▸ **Stated problem**
Locate every line in the records below that contains the word "LOUGHBOROUGH", and copy each one.

-*-

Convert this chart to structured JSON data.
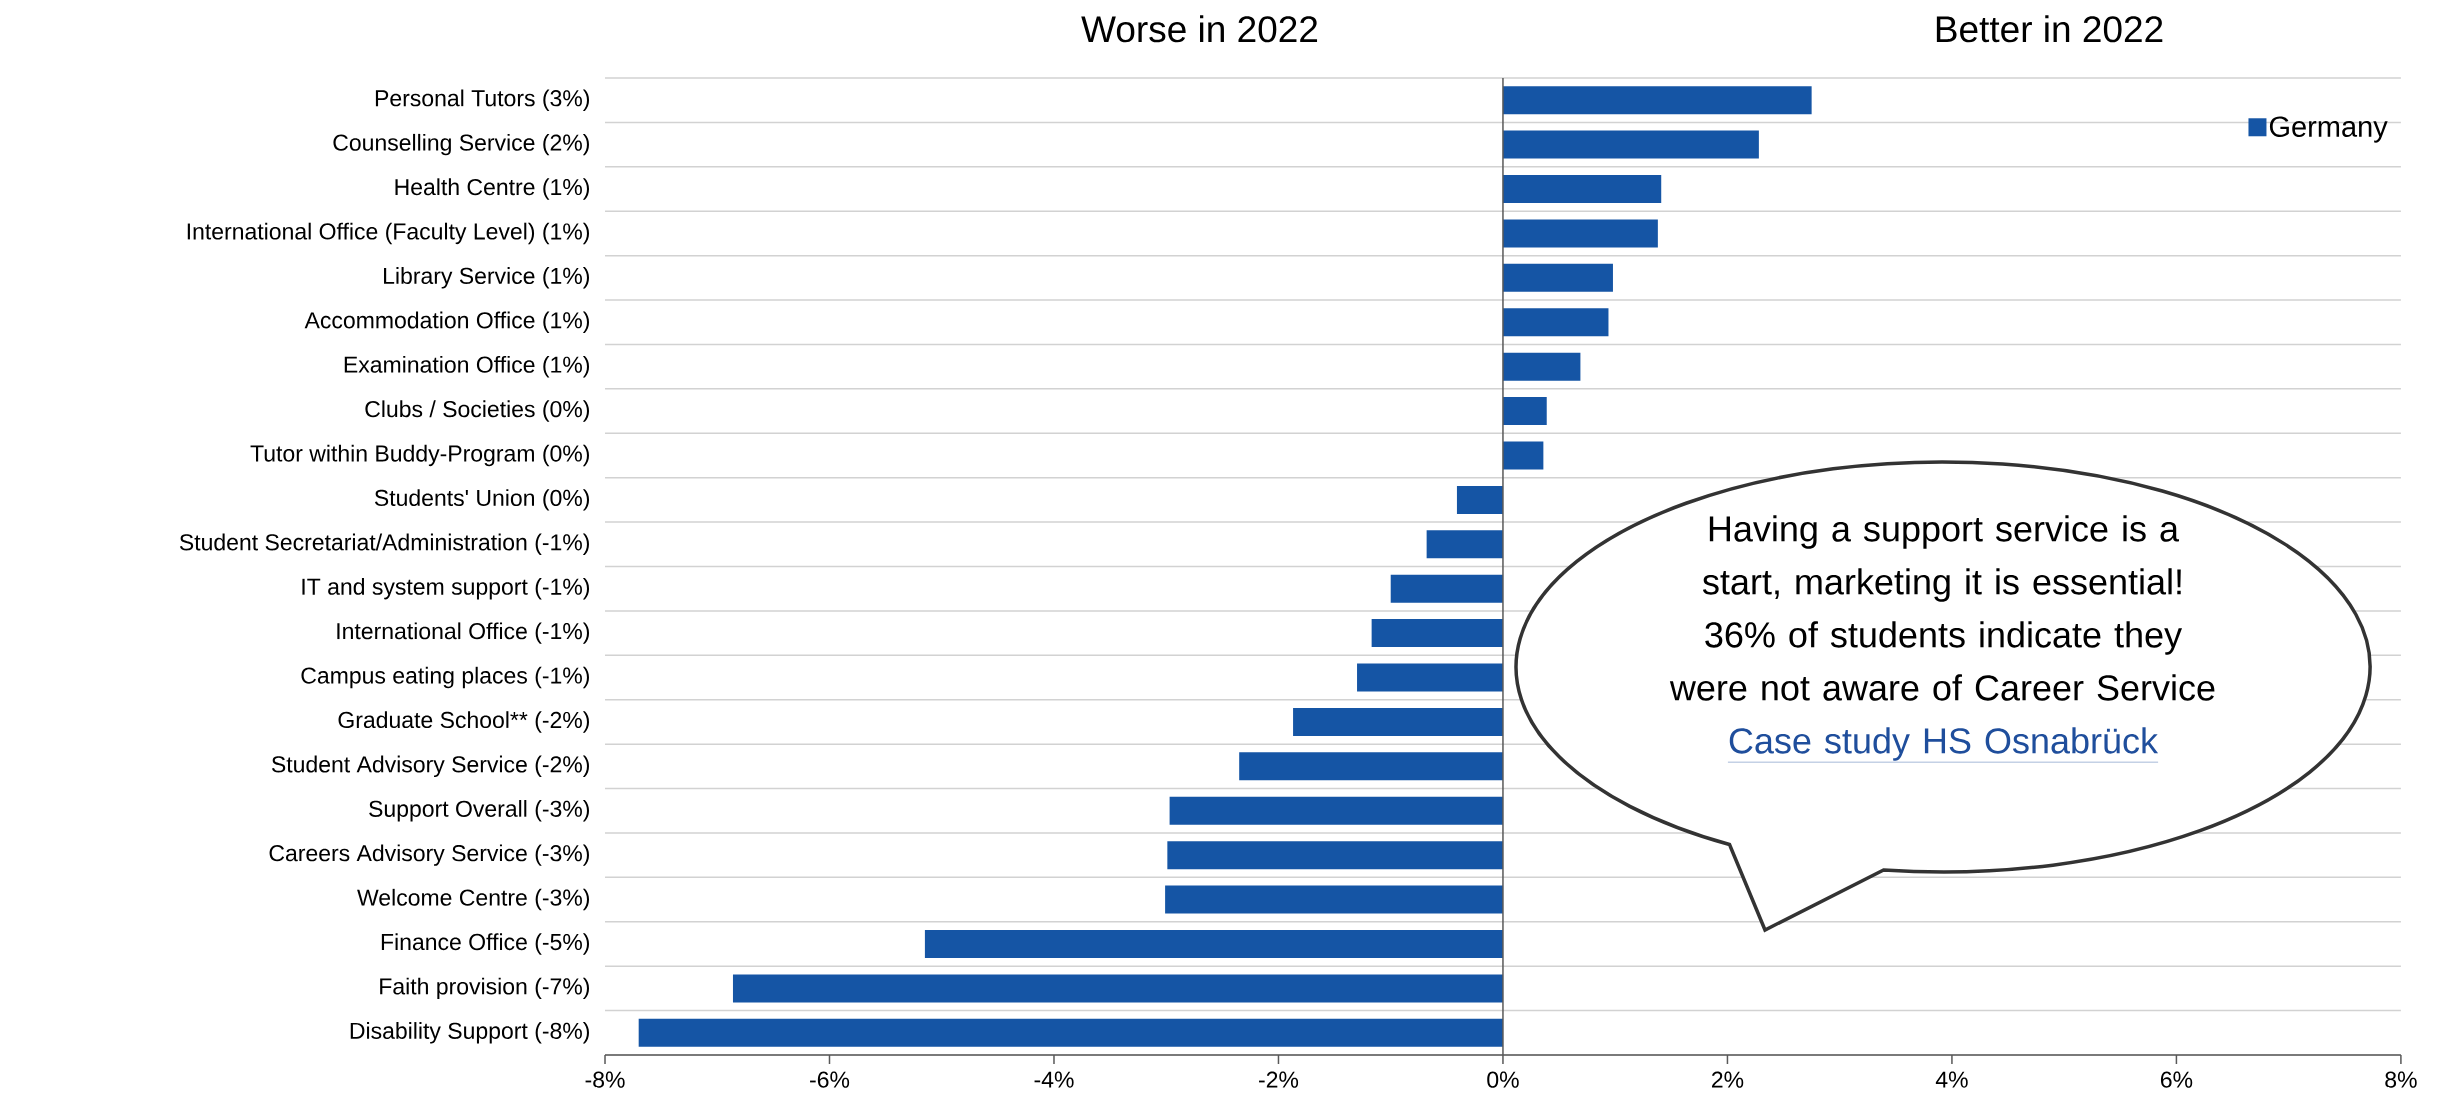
{
  "chart_data": {
    "type": "bar",
    "orientation": "horizontal",
    "categories": [
      "Personal Tutors (3%)",
      "Counselling Service (2%)",
      "Health Centre (1%)",
      "International Office (Faculty Level) (1%)",
      "Library Service (1%)",
      "Accommodation Office (1%)",
      "Examination Office (1%)",
      "Clubs / Societies (0%)",
      "Tutor within Buddy-Program (0%)",
      "Students' Union (0%)",
      "Student Secretariat/Administration (-1%)",
      "IT and system support (-1%)",
      "International Office (-1%)",
      "Campus eating places (-1%)",
      "Graduate School** (-2%)",
      "Student Advisory Service (-2%)",
      "Support Overall (-3%)",
      "Careers Advisory Service (-3%)",
      "Welcome Centre (-3%)",
      "Finance Office (-5%)",
      "Faith provision (-7%)",
      "Disability Support (-8%)"
    ],
    "series": [
      {
        "name": "Germany",
        "color": "#1555a5",
        "values": [
          2.75,
          2.28,
          1.41,
          1.38,
          0.98,
          0.94,
          0.69,
          0.39,
          0.36,
          -0.41,
          -0.68,
          -1.0,
          -1.17,
          -1.3,
          -1.87,
          -2.35,
          -2.97,
          -2.99,
          -3.01,
          -5.15,
          -6.86,
          -7.7
        ]
      }
    ],
    "xlim": [
      -8,
      8
    ],
    "xticks": [
      {
        "value": -8,
        "label": "-8%"
      },
      {
        "value": -6,
        "label": "-6%"
      },
      {
        "value": -4,
        "label": "-4%"
      },
      {
        "value": -2,
        "label": "-2%"
      },
      {
        "value": 0,
        "label": "0%"
      },
      {
        "value": 2,
        "label": "2%"
      },
      {
        "value": 4,
        "label": "4%"
      },
      {
        "value": 6,
        "label": "6%"
      },
      {
        "value": 8,
        "label": "8%"
      }
    ],
    "grid": "y",
    "legend": "top right",
    "annotations": [
      "Worse in 2022",
      "Better in 2022",
      "Having a support service is a start, marketing it is essential! 36% of students indicate they were not aware of Career Service",
      "Case study HS Osnabrück"
    ]
  }
}
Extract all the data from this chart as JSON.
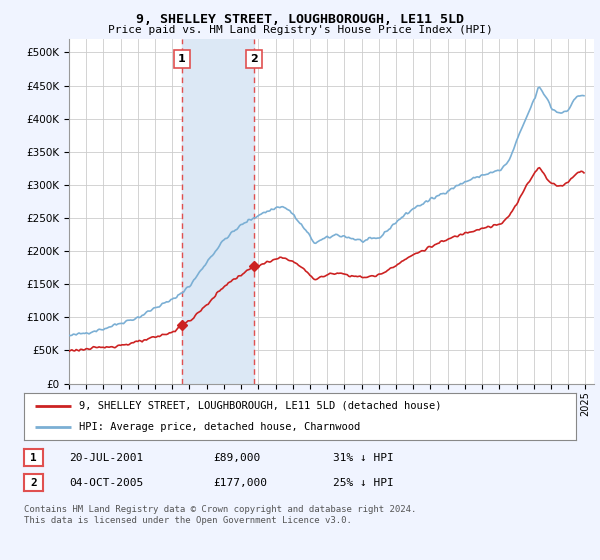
{
  "title": "9, SHELLEY STREET, LOUGHBOROUGH, LE11 5LD",
  "subtitle": "Price paid vs. HM Land Registry's House Price Index (HPI)",
  "ylim": [
    0,
    520000
  ],
  "yticks": [
    0,
    50000,
    100000,
    150000,
    200000,
    250000,
    300000,
    350000,
    400000,
    450000,
    500000
  ],
  "xlim_start": 1995.0,
  "xlim_end": 2025.5,
  "bg_color": "#f0f4ff",
  "plot_bg_color": "#ffffff",
  "grid_color": "#cccccc",
  "hpi_color": "#7bafd4",
  "price_color": "#cc2222",
  "sale1_date": 2001.55,
  "sale1_price": 89000,
  "sale1_label": "1",
  "sale2_date": 2005.75,
  "sale2_price": 177000,
  "sale2_label": "2",
  "shade_color": "#dce8f5",
  "dashed_color": "#e05050",
  "legend1": "9, SHELLEY STREET, LOUGHBOROUGH, LE11 5LD (detached house)",
  "legend2": "HPI: Average price, detached house, Charnwood",
  "table_row1": [
    "1",
    "20-JUL-2001",
    "£89,000",
    "31% ↓ HPI"
  ],
  "table_row2": [
    "2",
    "04-OCT-2005",
    "£177,000",
    "25% ↓ HPI"
  ],
  "footnote": "Contains HM Land Registry data © Crown copyright and database right 2024.\nThis data is licensed under the Open Government Licence v3.0."
}
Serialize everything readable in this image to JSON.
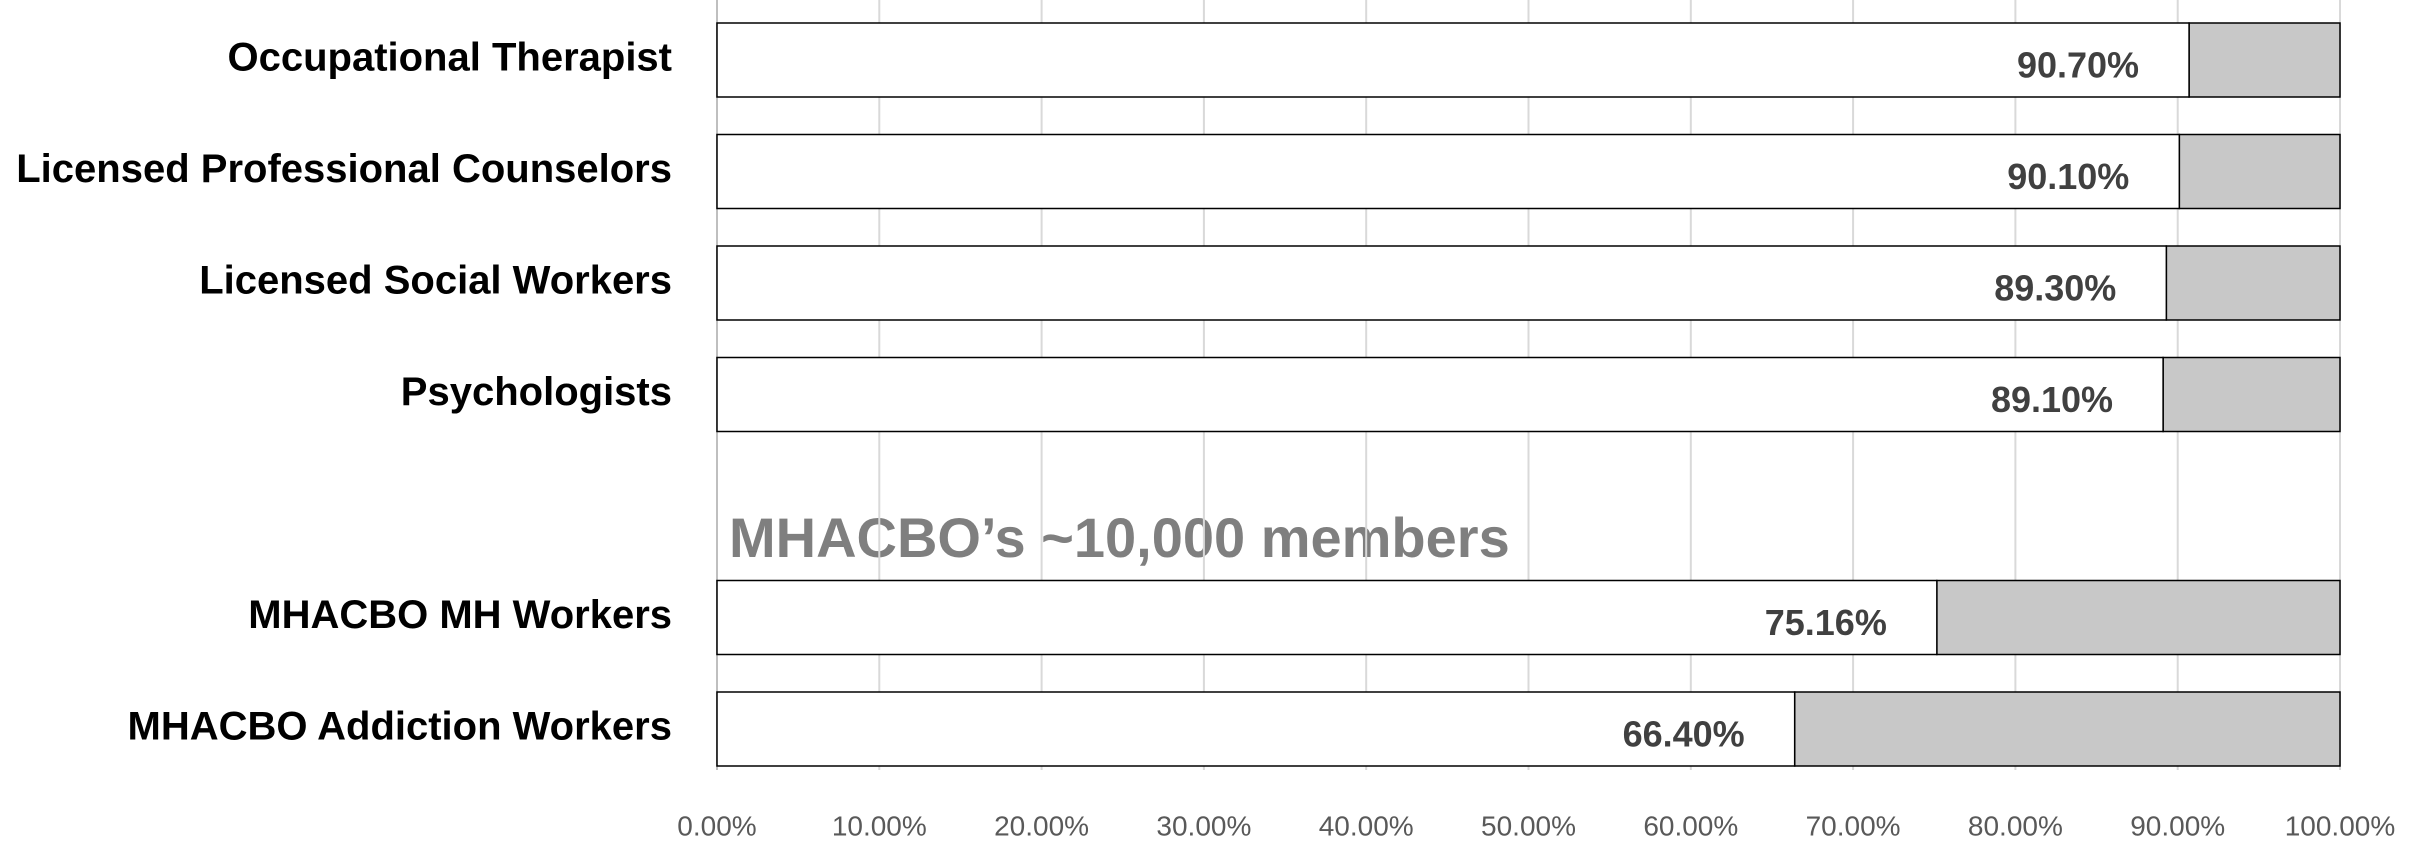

-*-

▸ **Completed exercise**
  "title": "9, SHELLEY STREET, LOUGHBOROUGH, LE11 5LD",
  "legend1": "9, SHELLEY STREET, LOUGHBOROUGH, LE11 5LD (detached house)",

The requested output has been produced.